RECORDS FOR THE TASK:
↓↓↓

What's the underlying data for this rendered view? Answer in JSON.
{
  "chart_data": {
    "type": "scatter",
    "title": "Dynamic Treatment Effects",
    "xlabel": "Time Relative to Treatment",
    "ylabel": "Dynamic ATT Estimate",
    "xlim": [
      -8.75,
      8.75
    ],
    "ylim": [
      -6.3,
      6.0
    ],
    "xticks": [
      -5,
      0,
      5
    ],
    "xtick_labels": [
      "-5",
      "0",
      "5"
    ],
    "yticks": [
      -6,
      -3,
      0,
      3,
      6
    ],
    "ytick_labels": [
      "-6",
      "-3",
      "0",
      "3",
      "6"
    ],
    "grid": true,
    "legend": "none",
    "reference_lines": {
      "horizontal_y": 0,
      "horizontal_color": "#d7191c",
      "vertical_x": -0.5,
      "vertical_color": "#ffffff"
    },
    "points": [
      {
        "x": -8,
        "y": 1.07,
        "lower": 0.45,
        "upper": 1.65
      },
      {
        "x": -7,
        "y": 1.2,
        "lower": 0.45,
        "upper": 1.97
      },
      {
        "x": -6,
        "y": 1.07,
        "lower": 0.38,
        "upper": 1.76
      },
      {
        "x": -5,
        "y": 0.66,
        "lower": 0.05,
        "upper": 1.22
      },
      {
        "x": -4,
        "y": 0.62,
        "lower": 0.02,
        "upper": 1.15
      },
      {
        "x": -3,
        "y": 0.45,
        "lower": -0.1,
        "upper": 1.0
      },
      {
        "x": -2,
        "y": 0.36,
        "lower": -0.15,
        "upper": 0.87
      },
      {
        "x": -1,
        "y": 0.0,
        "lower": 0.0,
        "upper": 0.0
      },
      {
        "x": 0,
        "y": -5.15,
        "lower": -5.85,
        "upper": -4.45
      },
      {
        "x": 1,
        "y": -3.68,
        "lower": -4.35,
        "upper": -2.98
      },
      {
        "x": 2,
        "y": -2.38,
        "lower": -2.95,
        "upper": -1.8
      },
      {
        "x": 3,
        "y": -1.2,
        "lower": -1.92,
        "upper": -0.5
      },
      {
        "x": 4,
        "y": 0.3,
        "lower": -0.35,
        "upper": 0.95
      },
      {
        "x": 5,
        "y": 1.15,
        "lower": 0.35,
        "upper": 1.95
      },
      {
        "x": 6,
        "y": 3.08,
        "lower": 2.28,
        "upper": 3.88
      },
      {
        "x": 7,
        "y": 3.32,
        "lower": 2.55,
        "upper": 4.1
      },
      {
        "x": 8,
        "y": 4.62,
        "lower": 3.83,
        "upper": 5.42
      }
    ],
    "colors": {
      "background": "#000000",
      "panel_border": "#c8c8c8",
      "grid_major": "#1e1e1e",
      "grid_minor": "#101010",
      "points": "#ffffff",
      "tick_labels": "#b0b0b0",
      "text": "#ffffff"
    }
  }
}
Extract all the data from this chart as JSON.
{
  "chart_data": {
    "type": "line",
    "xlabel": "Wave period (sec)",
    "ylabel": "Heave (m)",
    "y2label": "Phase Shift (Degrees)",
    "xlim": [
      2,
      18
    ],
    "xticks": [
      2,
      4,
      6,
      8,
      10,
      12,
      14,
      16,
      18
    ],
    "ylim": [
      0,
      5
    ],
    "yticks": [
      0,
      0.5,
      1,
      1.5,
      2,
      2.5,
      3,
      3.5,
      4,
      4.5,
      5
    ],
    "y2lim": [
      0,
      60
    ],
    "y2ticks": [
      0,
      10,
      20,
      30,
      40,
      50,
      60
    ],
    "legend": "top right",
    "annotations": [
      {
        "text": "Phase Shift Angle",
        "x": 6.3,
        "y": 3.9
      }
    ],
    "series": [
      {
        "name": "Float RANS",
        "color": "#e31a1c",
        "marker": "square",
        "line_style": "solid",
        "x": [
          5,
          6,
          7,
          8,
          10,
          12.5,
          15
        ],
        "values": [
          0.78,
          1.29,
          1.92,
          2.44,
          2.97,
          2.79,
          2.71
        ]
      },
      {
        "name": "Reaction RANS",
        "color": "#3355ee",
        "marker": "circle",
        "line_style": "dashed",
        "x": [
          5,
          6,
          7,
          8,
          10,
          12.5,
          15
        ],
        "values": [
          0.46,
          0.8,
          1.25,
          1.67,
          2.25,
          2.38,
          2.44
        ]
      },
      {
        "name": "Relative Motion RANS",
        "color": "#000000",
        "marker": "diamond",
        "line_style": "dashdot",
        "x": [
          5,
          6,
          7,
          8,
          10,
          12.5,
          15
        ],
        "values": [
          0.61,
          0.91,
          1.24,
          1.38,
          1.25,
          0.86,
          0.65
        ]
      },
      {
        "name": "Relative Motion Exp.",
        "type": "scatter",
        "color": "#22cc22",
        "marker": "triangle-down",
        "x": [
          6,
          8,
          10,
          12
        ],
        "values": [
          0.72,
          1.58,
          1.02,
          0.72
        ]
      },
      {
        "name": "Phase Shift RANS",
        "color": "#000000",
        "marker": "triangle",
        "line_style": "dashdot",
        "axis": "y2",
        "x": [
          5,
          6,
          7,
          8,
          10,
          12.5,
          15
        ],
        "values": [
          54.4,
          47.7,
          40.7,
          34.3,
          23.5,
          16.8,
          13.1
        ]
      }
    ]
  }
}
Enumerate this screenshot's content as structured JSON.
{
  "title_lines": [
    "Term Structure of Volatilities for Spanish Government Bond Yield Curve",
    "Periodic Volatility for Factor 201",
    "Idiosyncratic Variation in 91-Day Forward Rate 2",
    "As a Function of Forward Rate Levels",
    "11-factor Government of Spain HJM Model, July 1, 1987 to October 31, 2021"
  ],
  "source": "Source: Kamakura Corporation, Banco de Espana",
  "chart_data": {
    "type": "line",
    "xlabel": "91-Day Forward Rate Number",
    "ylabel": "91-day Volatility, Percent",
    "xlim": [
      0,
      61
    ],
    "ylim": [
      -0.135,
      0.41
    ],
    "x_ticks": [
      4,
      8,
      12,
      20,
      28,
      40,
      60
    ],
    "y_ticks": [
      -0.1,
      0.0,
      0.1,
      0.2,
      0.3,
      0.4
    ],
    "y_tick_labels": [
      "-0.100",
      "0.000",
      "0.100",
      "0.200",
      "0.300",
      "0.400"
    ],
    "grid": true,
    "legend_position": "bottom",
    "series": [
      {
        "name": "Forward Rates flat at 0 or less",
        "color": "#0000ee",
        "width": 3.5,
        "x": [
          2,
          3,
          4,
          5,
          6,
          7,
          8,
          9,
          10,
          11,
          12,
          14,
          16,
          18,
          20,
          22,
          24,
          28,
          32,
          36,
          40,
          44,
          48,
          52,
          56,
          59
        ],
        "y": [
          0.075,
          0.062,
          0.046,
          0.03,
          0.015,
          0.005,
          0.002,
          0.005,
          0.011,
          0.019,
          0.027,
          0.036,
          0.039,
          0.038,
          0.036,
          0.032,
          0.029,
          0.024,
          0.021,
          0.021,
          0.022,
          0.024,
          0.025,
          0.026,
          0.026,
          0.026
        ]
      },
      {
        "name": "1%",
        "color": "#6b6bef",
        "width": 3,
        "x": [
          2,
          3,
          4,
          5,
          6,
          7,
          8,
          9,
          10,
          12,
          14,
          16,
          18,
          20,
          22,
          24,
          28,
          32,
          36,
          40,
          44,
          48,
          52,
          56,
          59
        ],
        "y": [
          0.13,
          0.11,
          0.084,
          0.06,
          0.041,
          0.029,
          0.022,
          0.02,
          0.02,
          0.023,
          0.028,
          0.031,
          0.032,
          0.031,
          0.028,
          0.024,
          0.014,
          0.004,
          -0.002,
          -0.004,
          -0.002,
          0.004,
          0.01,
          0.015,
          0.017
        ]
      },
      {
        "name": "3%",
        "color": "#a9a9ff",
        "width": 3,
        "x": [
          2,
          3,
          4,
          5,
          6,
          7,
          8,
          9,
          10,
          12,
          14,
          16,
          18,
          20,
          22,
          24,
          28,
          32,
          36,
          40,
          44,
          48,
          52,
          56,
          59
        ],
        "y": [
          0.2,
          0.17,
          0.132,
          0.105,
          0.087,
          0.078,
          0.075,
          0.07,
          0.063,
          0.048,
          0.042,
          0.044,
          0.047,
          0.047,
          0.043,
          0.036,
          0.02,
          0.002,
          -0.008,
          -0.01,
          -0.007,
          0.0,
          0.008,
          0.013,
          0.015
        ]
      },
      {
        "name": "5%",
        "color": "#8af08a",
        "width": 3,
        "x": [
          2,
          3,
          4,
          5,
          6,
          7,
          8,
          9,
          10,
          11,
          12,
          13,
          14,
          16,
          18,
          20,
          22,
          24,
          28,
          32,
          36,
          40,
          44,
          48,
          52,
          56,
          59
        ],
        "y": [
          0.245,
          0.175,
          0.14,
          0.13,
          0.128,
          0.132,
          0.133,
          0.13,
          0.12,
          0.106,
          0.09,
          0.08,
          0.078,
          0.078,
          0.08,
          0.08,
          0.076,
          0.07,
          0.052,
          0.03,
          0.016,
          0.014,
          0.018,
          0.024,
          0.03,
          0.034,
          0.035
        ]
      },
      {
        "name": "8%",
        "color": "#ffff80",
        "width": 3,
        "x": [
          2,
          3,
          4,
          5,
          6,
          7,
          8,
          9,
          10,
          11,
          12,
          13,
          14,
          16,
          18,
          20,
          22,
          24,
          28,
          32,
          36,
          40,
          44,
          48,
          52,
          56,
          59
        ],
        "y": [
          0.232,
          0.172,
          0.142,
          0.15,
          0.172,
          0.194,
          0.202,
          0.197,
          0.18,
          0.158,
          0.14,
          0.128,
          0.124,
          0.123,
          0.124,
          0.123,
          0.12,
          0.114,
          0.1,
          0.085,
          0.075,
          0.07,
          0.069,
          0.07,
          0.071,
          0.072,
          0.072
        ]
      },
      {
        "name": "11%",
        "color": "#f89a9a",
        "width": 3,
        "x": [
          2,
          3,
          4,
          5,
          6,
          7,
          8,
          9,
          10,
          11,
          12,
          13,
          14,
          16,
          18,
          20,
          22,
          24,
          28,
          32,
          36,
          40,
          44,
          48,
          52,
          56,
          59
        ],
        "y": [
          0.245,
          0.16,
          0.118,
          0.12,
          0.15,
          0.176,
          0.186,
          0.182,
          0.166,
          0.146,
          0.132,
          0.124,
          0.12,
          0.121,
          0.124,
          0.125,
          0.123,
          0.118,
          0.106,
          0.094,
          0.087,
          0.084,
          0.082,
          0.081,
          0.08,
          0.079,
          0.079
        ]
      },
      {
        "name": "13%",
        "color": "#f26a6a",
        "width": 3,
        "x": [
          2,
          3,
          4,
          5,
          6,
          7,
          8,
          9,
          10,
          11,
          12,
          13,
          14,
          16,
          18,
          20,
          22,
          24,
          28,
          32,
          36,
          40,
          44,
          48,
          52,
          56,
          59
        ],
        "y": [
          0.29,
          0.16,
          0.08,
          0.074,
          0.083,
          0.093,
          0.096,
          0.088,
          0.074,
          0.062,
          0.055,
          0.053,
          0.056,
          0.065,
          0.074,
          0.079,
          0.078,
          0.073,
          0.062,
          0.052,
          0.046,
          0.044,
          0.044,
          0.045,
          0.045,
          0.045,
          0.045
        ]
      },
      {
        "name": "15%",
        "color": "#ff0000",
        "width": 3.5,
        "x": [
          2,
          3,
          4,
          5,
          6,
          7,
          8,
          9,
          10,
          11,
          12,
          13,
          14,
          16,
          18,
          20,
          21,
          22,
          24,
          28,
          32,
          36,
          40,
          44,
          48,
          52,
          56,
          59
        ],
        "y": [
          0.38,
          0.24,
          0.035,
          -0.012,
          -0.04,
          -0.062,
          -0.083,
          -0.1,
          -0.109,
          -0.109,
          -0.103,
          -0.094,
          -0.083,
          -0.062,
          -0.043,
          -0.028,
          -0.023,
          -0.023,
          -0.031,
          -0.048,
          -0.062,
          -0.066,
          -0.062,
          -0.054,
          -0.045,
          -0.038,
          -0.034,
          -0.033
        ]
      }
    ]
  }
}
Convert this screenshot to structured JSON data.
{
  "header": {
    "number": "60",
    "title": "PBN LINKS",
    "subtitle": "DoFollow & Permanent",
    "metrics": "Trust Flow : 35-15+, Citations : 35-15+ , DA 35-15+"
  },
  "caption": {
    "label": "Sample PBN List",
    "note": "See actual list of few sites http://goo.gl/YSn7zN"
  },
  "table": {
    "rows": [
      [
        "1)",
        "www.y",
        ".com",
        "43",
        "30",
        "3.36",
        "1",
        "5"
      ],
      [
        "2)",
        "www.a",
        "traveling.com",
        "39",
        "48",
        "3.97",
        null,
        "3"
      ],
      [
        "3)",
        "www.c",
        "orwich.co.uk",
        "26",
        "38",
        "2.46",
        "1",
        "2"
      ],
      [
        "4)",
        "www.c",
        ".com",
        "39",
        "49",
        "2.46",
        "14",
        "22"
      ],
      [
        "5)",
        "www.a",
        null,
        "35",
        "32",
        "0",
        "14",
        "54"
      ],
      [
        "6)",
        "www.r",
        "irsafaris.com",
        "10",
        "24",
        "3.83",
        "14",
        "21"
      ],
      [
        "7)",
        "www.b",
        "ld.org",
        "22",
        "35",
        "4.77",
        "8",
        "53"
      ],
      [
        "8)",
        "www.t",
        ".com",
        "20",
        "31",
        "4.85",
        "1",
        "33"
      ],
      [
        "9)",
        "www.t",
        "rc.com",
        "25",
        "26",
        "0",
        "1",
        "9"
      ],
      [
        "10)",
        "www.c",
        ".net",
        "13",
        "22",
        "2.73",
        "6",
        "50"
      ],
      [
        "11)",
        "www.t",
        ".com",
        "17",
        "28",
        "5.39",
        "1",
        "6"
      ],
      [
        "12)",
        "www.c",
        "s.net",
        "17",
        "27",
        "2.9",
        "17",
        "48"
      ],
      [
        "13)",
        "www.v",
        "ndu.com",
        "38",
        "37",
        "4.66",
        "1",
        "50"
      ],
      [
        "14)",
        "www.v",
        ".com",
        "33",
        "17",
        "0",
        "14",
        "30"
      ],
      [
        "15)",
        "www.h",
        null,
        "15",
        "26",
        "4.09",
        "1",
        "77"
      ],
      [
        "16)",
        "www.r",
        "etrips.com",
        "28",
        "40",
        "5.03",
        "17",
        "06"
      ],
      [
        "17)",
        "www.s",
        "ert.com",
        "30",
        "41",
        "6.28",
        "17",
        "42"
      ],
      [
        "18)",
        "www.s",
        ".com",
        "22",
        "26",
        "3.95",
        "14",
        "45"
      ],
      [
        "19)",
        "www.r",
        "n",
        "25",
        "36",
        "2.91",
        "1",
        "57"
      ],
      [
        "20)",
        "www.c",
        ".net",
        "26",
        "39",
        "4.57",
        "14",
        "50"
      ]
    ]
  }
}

↑↑↑

WHAT IS NEEDED:
Work out how many lines of the listing above include "Phase". Answer with the number and nothing more.

THE RESPONSE:
3